--- Task goal ---
Reproduce the records below word for word and line for line, leaving out the pictures.

____

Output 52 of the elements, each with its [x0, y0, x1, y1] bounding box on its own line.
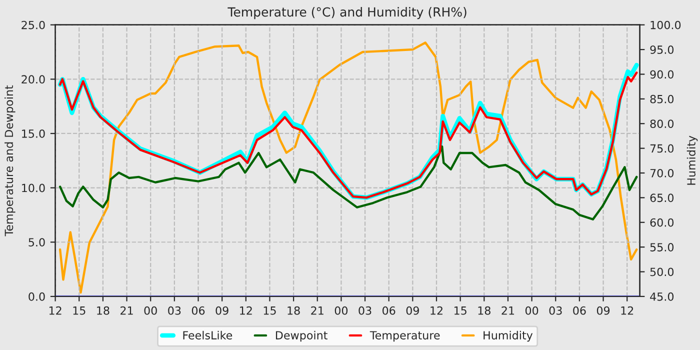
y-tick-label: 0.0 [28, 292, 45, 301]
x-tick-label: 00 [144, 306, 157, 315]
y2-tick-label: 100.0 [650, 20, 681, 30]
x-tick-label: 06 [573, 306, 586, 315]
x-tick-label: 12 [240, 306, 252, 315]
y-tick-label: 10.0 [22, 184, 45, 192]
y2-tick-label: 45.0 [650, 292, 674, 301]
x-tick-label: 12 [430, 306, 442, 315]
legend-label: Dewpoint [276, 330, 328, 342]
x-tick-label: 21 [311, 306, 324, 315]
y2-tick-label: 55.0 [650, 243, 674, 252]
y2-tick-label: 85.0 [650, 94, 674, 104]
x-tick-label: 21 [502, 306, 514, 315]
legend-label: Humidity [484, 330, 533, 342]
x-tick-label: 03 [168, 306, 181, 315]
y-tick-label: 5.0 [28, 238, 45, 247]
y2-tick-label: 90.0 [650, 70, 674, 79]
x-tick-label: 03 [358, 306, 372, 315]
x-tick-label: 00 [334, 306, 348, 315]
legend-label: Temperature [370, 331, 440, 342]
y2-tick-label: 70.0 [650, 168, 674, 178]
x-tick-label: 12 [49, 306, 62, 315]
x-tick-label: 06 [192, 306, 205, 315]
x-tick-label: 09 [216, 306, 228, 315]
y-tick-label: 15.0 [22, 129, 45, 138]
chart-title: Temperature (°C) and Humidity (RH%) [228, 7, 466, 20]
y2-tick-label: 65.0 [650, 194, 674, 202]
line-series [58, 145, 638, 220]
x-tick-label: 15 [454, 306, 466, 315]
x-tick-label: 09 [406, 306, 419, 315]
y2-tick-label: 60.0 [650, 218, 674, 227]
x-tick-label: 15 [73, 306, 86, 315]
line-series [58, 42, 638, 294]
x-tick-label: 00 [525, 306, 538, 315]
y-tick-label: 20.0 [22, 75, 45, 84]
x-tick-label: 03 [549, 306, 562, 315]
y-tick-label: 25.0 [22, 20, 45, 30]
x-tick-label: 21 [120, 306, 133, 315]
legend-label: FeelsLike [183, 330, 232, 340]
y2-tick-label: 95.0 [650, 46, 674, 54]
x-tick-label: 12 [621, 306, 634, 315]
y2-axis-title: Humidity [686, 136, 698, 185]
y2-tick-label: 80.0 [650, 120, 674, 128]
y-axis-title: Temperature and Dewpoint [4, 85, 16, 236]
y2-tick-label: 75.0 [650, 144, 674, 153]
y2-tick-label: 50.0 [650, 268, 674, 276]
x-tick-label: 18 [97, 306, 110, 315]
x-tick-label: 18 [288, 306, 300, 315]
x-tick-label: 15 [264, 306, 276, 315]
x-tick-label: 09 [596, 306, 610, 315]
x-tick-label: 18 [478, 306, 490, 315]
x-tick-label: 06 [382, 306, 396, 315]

____

--- Exercise output ---
Output 52 of the elements, each with its [x0, y0, x1, y1] bounding box on its own line.
y-tick-label: 0.0 [28, 292, 45, 301]
x-tick-label: 00 [144, 306, 157, 315]
y2-tick-label: 100.0 [650, 20, 681, 30]
x-tick-label: 06 [573, 306, 586, 315]
x-tick-label: 12 [240, 306, 252, 315]
y-tick-label: 10.0 [22, 184, 45, 192]
y2-tick-label: 45.0 [650, 292, 674, 301]
x-tick-label: 12 [430, 306, 442, 315]
legend-label: Dewpoint [276, 330, 328, 342]
x-tick-label: 21 [311, 306, 324, 315]
y2-tick-label: 55.0 [650, 243, 674, 252]
y2-tick-label: 85.0 [650, 94, 674, 104]
x-tick-label: 21 [502, 306, 514, 315]
legend-label: Humidity [484, 330, 533, 342]
x-tick-label: 03 [168, 306, 181, 315]
y-tick-label: 5.0 [28, 238, 45, 247]
y2-tick-label: 90.0 [650, 70, 674, 79]
x-tick-label: 03 [358, 306, 372, 315]
x-tick-label: 00 [334, 306, 348, 315]
legend-label: Temperature [370, 331, 440, 342]
y2-tick-label: 70.0 [650, 168, 674, 178]
x-tick-label: 12 [49, 306, 62, 315]
x-tick-label: 06 [192, 306, 205, 315]
x-tick-label: 09 [216, 306, 228, 315]
y-tick-label: 15.0 [22, 129, 45, 138]
chart-title: Temperature (°C) and Humidity (RH%) [228, 7, 466, 20]
y2-tick-label: 65.0 [650, 194, 674, 202]
line-series [58, 145, 638, 220]
x-tick-label: 15 [454, 306, 466, 315]
x-tick-label: 09 [406, 306, 419, 315]
y2-tick-label: 60.0 [650, 218, 674, 227]
x-tick-label: 15 [73, 306, 86, 315]
line-series [58, 42, 638, 294]
x-tick-label: 00 [525, 306, 538, 315]
y-tick-label: 20.0 [22, 75, 45, 84]
x-tick-label: 03 [549, 306, 562, 315]
y-tick-label: 25.0 [22, 20, 45, 30]
x-tick-label: 21 [120, 306, 133, 315]
legend-label: FeelsLike [183, 330, 232, 340]
y2-tick-label: 95.0 [650, 46, 674, 54]
x-tick-label: 12 [621, 306, 634, 315]
y2-axis-title: Humidity [686, 136, 698, 185]
y2-tick-label: 80.0 [650, 120, 674, 128]
y-axis-title: Temperature and Dewpoint [4, 85, 16, 236]
y2-tick-label: 75.0 [650, 144, 674, 153]
y2-tick-label: 50.0 [650, 268, 674, 276]
x-tick-label: 18 [97, 306, 110, 315]
x-tick-label: 18 [288, 306, 300, 315]
x-tick-label: 15 [264, 306, 276, 315]
x-tick-label: 09 [596, 306, 610, 315]
x-tick-label: 18 [478, 306, 490, 315]
x-tick-label: 06 [382, 306, 396, 315]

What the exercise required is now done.